Exercise directions: Print out the entries below with no edits.

Working data:
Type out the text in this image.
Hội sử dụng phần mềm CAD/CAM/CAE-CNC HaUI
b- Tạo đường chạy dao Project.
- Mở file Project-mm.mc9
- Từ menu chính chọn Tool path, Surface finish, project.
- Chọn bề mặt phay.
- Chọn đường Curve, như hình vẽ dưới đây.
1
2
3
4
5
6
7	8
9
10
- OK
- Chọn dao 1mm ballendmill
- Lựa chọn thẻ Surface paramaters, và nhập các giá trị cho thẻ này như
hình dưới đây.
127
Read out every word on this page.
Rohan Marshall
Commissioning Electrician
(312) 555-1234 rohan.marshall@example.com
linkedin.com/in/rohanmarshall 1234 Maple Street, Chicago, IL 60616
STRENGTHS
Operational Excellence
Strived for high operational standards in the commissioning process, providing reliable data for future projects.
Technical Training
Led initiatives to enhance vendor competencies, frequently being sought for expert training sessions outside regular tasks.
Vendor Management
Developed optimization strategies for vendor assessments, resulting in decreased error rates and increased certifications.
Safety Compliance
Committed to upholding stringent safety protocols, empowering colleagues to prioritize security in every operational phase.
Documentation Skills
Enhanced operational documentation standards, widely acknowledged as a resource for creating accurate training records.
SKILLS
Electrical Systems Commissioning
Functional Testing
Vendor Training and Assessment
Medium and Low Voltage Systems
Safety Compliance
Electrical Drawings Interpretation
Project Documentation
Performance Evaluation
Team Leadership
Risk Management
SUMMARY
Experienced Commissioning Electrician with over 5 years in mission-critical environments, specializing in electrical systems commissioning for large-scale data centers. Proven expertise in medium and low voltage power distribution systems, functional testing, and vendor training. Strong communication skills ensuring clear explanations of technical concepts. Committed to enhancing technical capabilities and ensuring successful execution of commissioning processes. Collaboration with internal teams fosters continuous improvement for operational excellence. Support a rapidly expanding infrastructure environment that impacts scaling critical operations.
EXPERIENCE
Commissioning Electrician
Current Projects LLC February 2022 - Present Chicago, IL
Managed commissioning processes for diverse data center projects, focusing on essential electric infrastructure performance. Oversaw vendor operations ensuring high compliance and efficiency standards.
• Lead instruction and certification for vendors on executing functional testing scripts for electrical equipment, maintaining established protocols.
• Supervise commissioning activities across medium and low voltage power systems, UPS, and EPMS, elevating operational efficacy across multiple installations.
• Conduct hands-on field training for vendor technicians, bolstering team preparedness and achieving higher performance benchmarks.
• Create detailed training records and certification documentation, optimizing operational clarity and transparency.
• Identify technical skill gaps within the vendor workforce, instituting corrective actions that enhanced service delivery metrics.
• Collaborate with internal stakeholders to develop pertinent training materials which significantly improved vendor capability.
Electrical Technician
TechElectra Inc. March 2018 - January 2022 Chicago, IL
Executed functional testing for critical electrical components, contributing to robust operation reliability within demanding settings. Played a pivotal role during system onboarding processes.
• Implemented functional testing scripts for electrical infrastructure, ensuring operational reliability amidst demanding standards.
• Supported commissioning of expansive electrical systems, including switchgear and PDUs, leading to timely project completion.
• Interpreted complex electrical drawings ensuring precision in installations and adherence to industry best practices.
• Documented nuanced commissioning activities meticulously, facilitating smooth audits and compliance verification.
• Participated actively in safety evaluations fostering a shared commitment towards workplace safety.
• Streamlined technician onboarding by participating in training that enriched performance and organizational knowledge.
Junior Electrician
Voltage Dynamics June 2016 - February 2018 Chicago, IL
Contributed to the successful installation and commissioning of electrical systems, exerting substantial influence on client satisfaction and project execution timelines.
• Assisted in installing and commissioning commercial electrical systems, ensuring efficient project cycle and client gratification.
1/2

Solution to the problem:
Type out the text in this image.
Hội sử dụng phần mềm CAD/CAM/CAE-CNC HaUI
b- Tạo đường chạy dao Project.
- Mở file Project-mm.mc9
- Từ menu chính chọn Tool path, Surface finish, project.
- Chọn bề mặt phay.
- Chọn đường Curve, như hình vẽ dưới đây.
1
2
3
4
5
6
7	8
9
10
- OK
- Chọn dao 1mm ballendmill
- Lựa chọn thẻ Surface paramaters, và nhập các giá trị cho thẻ này như
hình dưới đây.
127
Read out every word on this page.
Rohan Marshall
Commissioning Electrician
(312) 555-1234 rohan.marshall@example.com
linkedin.com/in/rohanmarshall 1234 Maple Street, Chicago, IL 60616
STRENGTHS
Operational Excellence
Strived for high operational standards in the commissioning process, providing reliable data for future projects.
Technical Training
Led initiatives to enhance vendor competencies, frequently being sought for expert training sessions outside regular tasks.
Vendor Management
Developed optimization strategies for vendor assessments, resulting in decreased error rates and increased certifications.
Safety Compliance
Committed to upholding stringent safety protocols, empowering colleagues to prioritize security in every operational phase.
Documentation Skills
Enhanced operational documentation standards, widely acknowledged as a resource for creating accurate training records.
SKILLS
Electrical Systems Commissioning
Functional Testing
Vendor Training and Assessment
Medium and Low Voltage Systems
Safety Compliance
Electrical Drawings Interpretation
Project Documentation
Performance Evaluation
Team Leadership
Risk Management
SUMMARY
Experienced Commissioning Electrician with over 5 years in mission-critical environments, specializing in electrical systems commissioning for large-scale data centers. Proven expertise in medium and low voltage power distribution systems, functional testing, and vendor training. Strong communication skills ensuring clear explanations of technical concepts. Committed to enhancing technical capabilities and ensuring successful execution of commissioning processes. Collaboration with internal teams fosters continuous improvement for operational excellence. Support a rapidly expanding infrastructure environment that impacts scaling critical operations.
EXPERIENCE
Commissioning Electrician
Current Projects LLC February 2022 - Present Chicago, IL
Managed commissioning processes for diverse data center projects, focusing on essential electric infrastructure performance. Oversaw vendor operations ensuring high compliance and efficiency standards.
• Lead instruction and certification for vendors on executing functional testing scripts for electrical equipment, maintaining established protocols.
• Supervise commissioning activities across medium and low voltage power systems, UPS, and EPMS, elevating operational efficacy across multiple installations.
• Conduct hands-on field training for vendor technicians, bolstering team preparedness and achieving higher performance benchmarks.
• Create detailed training records and certification documentation, optimizing operational clarity and transparency.
• Identify technical skill gaps within the vendor workforce, instituting corrective actions that enhanced service delivery metrics.
• Collaborate with internal stakeholders to develop pertinent training materials which significantly improved vendor capability.
Electrical Technician
TechElectra Inc. March 2018 - January 2022 Chicago, IL
Executed functional testing for critical electrical components, contributing to robust operation reliability within demanding settings. Played a pivotal role during system onboarding processes.
• Implemented functional testing scripts for electrical infrastructure, ensuring operational reliability amidst demanding standards.
• Supported commissioning of expansive electrical systems, including switchgear and PDUs, leading to timely project completion.
• Interpreted complex electrical drawings ensuring precision in installations and adherence to industry best practices.
• Documented nuanced commissioning activities meticulously, facilitating smooth audits and compliance verification.
• Participated actively in safety evaluations fostering a shared commitment towards workplace safety.
• Streamlined technician onboarding by participating in training that enriched performance and organizational knowledge.
Junior Electrician
Voltage Dynamics June 2016 - February 2018 Chicago, IL
Contributed to the successful installation and commissioning of electrical systems, exerting substantial influence on client satisfaction and project execution timelines.
• Assisted in installing and commissioning commercial electrical systems, ensuring efficient project cycle and client gratification.
1/2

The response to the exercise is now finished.